Task to complete: Set down the data again word for word. Skip any pictures.

Data supplied:
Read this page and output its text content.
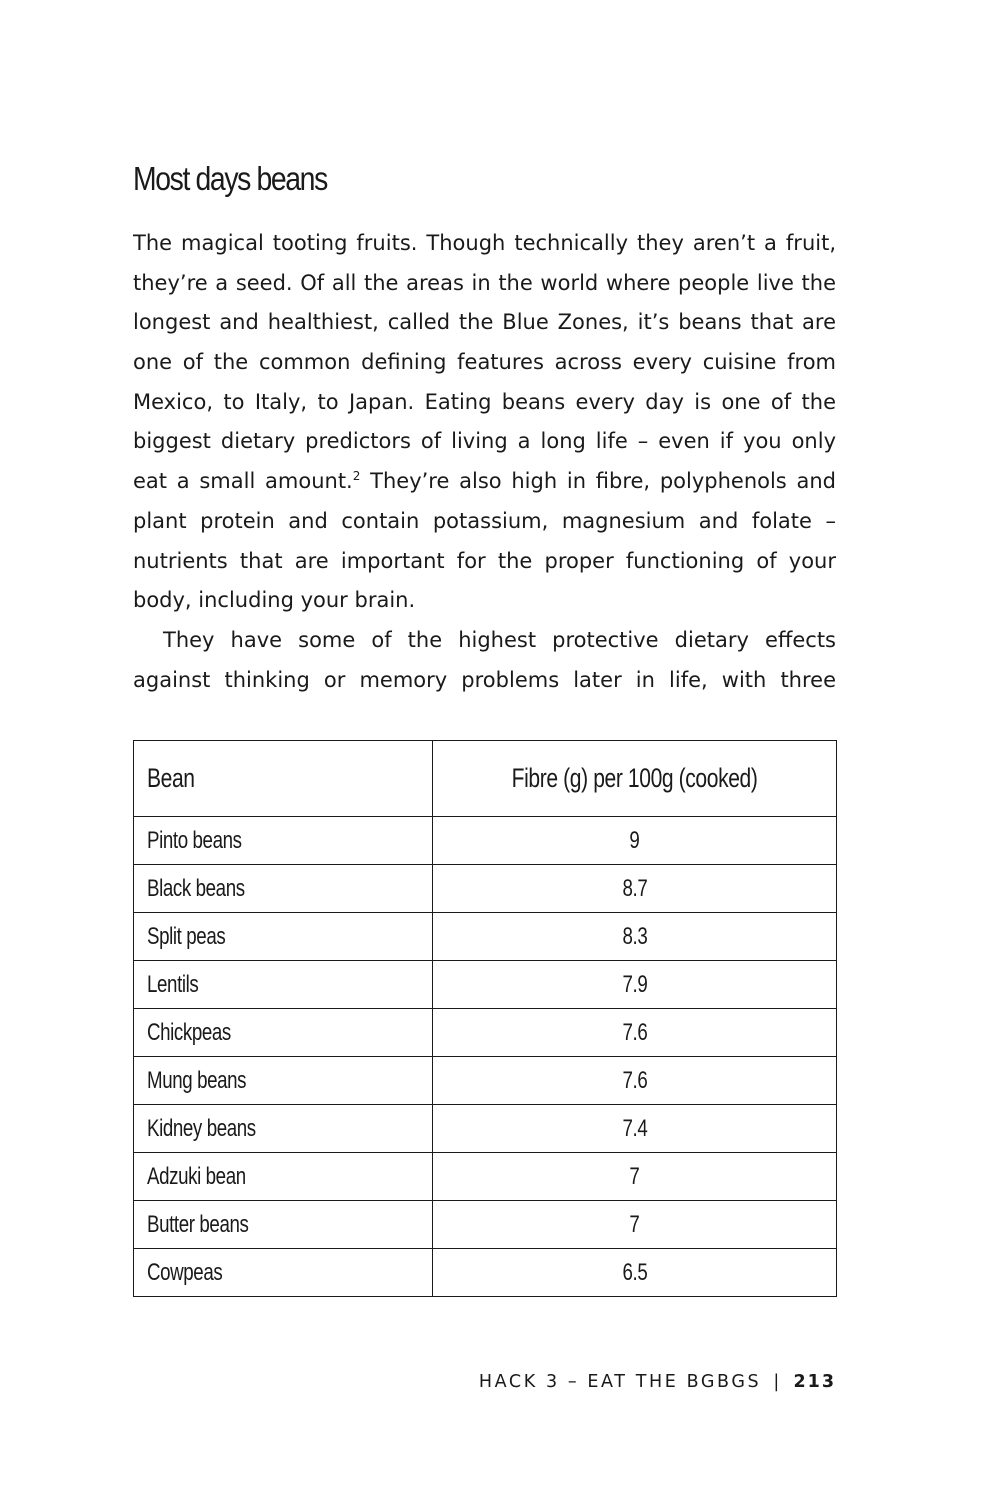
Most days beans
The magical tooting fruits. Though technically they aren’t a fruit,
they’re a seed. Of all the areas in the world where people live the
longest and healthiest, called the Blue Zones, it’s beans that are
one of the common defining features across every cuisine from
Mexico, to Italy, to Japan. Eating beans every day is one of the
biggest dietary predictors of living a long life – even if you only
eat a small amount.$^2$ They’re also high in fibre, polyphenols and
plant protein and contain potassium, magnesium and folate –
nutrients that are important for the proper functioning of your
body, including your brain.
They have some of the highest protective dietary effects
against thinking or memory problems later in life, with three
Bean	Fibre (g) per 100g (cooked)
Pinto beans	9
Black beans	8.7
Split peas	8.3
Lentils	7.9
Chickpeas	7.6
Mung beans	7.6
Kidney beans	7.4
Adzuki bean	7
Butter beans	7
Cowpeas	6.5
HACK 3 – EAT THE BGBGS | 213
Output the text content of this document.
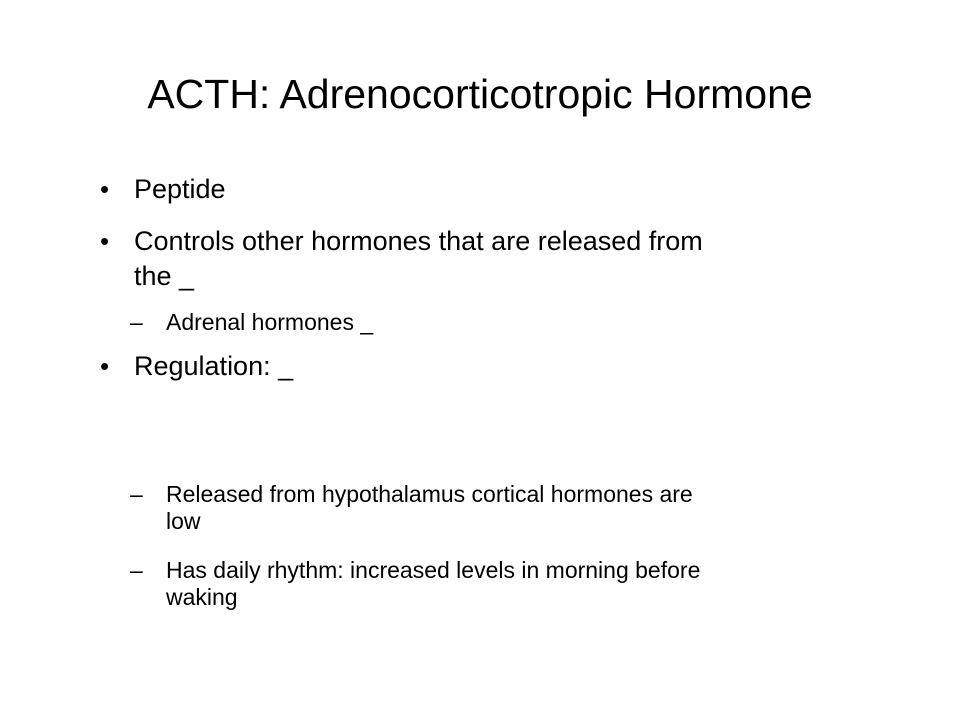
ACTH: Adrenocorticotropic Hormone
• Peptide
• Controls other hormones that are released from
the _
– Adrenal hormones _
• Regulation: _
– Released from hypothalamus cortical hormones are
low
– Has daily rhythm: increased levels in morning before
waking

Response to this task:
Read this page and output its text content.
Most days beans
The magical tooting fruits. Though technically they aren’t a fruit,
they’re a seed. Of all the areas in the world where people live the
longest and healthiest, called the Blue Zones, it’s beans that are
one of the common defining features across every cuisine from
Mexico, to Italy, to Japan. Eating beans every day is one of the
biggest dietary predictors of living a long life – even if you only
eat a small amount.$^2$ They’re also high in fibre, polyphenols and
plant protein and contain potassium, magnesium and folate –
nutrients that are important for the proper functioning of your
body, including your brain.
They have some of the highest protective dietary effects
against thinking or memory problems later in life, with three
Bean	Fibre (g) per 100g (cooked)
Pinto beans	9
Black beans	8.7
Split peas	8.3
Lentils	7.9
Chickpeas	7.6
Mung beans	7.6
Kidney beans	7.4
Adzuki bean	7
Butter beans	7
Cowpeas	6.5
HACK 3 – EAT THE BGBGS | 213
Output the text content of this document.
ACTH: Adrenocorticotropic Hormone
• Peptide
• Controls other hormones that are released from
the _
– Adrenal hormones _
• Regulation: _
– Released from hypothalamus cortical hormones are
low
– Has daily rhythm: increased levels in morning before
waking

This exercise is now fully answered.